▼
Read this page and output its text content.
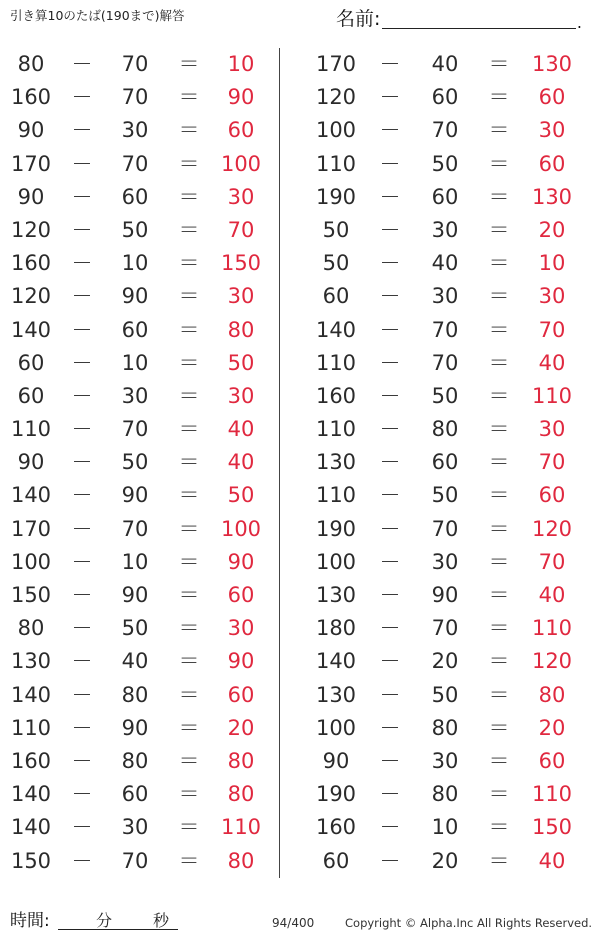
引き算10のたば(190まで)解答	名前:	.
80	－	70	＝	10
160 －	70	＝	90
90	－	30	＝	60
170 －	70	＝ 100
90	－	60	＝	30
120 －	50	＝	70
160 －	10	＝ 150
120 －	90	＝	30
140 －	60	＝	80
60	－	10	＝	50
60	－	30	＝	30
110 －	70	＝	40
90	－	50	＝	40
140 －	90	＝	50
170 －	70	＝ 100
100 －	10	＝	90
150 －	90	＝	60
80	－	50	＝	30
130 －	40	＝	90
140 －	80	＝	60
110 －	90	＝	20
160 －	80	＝	80
140 －	60	＝	80
140 －	30	＝ 110
150 －	70	＝	80
170	－	40	＝	130
120	－	60	＝	60
100	－	70	＝	30
110	－	50	＝	60
190	－	60	＝	130
50	－	30	＝	20
50	－	40	＝	10
60	－	30	＝	30
140	－	70	＝	70
110	－	70	＝	40
160	－	50	＝	110
110	－	80	＝	30
130	－	60	＝	70
110	－	50	＝	60
190	－	70	＝	120
100	－	30	＝	70
130	－	90	＝	40
180	－	70	＝	110
140	－	20	＝	120
130	－	50	＝	80
100	－	80	＝	20
90	－	30	＝	60
190	－	80	＝	110
160	－	10	＝	150
60	－	20	＝	40
時間:	分	秒	94/400	Copyright © Alpha.Inc All Rights Reserved.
▲
REQUIRED WORK: Please write out all the data again word for word, but not the pictures.

CORRECT ANSWER:
Read this page and output its text content.
引き算10のたば(190まで)解答	名前:	.
80	－	70	＝	10
160 －	70	＝	90
90	－	30	＝	60
170 －	70	＝ 100
90	－	60	＝	30
120 －	50	＝	70
160 －	10	＝ 150
120 －	90	＝	30
140 －	60	＝	80
60	－	10	＝	50
60	－	30	＝	30
110 －	70	＝	40
90	－	50	＝	40
140 －	90	＝	50
170 －	70	＝ 100
100 －	10	＝	90
150 －	90	＝	60
80	－	50	＝	30
130 －	40	＝	90
140 －	80	＝	60
110 －	90	＝	20
160 －	80	＝	80
140 －	60	＝	80
140 －	30	＝ 110
150 －	70	＝	80
170	－	40	＝	130
120	－	60	＝	60
100	－	70	＝	30
110	－	50	＝	60
190	－	60	＝	130
50	－	30	＝	20
50	－	40	＝	10
60	－	30	＝	30
140	－	70	＝	70
110	－	70	＝	40
160	－	50	＝	110
110	－	80	＝	30
130	－	60	＝	70
110	－	50	＝	60
190	－	70	＝	120
100	－	30	＝	70
130	－	90	＝	40
180	－	70	＝	110
140	－	20	＝	120
130	－	50	＝	80
100	－	80	＝	20
90	－	30	＝	60
190	－	80	＝	110
160	－	10	＝	150
60	－	20	＝	40
時間:	分	秒	94/400	Copyright © Alpha.Inc All Rights Reserved.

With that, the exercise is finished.